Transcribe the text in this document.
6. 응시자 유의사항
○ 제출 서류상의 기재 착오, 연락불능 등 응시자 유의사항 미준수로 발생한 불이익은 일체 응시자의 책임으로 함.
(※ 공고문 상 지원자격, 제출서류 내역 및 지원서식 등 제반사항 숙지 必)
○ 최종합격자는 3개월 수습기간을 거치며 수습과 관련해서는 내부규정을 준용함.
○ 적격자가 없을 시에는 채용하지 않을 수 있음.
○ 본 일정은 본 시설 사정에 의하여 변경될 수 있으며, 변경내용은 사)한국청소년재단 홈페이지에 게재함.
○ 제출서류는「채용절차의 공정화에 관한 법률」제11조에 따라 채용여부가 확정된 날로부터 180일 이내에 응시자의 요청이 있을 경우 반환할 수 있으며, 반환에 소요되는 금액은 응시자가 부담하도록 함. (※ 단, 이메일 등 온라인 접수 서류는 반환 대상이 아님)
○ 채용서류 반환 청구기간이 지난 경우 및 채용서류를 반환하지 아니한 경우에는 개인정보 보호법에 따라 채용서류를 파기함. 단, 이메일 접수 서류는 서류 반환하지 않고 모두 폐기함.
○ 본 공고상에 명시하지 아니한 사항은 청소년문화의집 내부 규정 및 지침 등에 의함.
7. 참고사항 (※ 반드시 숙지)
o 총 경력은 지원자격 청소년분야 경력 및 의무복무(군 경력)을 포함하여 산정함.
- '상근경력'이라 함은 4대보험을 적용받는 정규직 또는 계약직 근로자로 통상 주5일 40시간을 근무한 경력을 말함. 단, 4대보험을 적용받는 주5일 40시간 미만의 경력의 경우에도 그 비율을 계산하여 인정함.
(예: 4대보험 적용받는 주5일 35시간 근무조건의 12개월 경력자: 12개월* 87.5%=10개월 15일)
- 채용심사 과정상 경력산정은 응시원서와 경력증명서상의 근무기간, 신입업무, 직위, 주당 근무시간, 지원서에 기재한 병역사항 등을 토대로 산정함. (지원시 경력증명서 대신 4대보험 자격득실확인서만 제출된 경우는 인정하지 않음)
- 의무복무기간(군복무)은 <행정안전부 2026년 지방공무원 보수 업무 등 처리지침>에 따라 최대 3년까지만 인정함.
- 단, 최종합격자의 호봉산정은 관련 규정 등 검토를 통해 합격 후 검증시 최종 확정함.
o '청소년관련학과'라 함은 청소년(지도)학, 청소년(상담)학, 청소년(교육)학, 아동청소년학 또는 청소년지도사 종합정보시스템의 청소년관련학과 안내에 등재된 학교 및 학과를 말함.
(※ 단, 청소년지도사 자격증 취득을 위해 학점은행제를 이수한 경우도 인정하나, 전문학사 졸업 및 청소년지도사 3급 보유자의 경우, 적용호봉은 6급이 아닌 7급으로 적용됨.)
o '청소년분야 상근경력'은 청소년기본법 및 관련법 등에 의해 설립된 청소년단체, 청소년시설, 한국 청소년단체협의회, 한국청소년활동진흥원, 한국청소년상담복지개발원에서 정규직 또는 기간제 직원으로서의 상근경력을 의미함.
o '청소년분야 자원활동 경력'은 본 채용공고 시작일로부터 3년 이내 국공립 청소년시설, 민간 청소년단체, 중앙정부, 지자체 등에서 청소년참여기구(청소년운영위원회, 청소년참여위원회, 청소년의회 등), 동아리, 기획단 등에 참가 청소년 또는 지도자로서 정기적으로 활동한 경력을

Given task: Copy out all lines from the material above that contain the string "청소년단체".

Finished exercise:
o '청소년분야 상근경력'은 청소년기본법 및 관련법 등에 의해 설립된 청소년단체, 청소년시설, 한국 청소년단체협의회, 한국청소년활동진흥원, 한국청소년상담복지개발원에서 정규직 또는 기간제 직원으로서의 상근경력을 의미함.
o '청소년분야 자원활동 경력'은 본 채용공고 시작일로부터 3년 이내 국공립 청소년시설, 민간 청소년단체, 중앙정부, 지자체 등에서 청소년참여기구(청소년운영위원회, 청소년참여위원회, 청소년의회 등), 동아리, 기획단 등에 참가 청소년 또는 지도자로서 정기적으로 활동한 경력을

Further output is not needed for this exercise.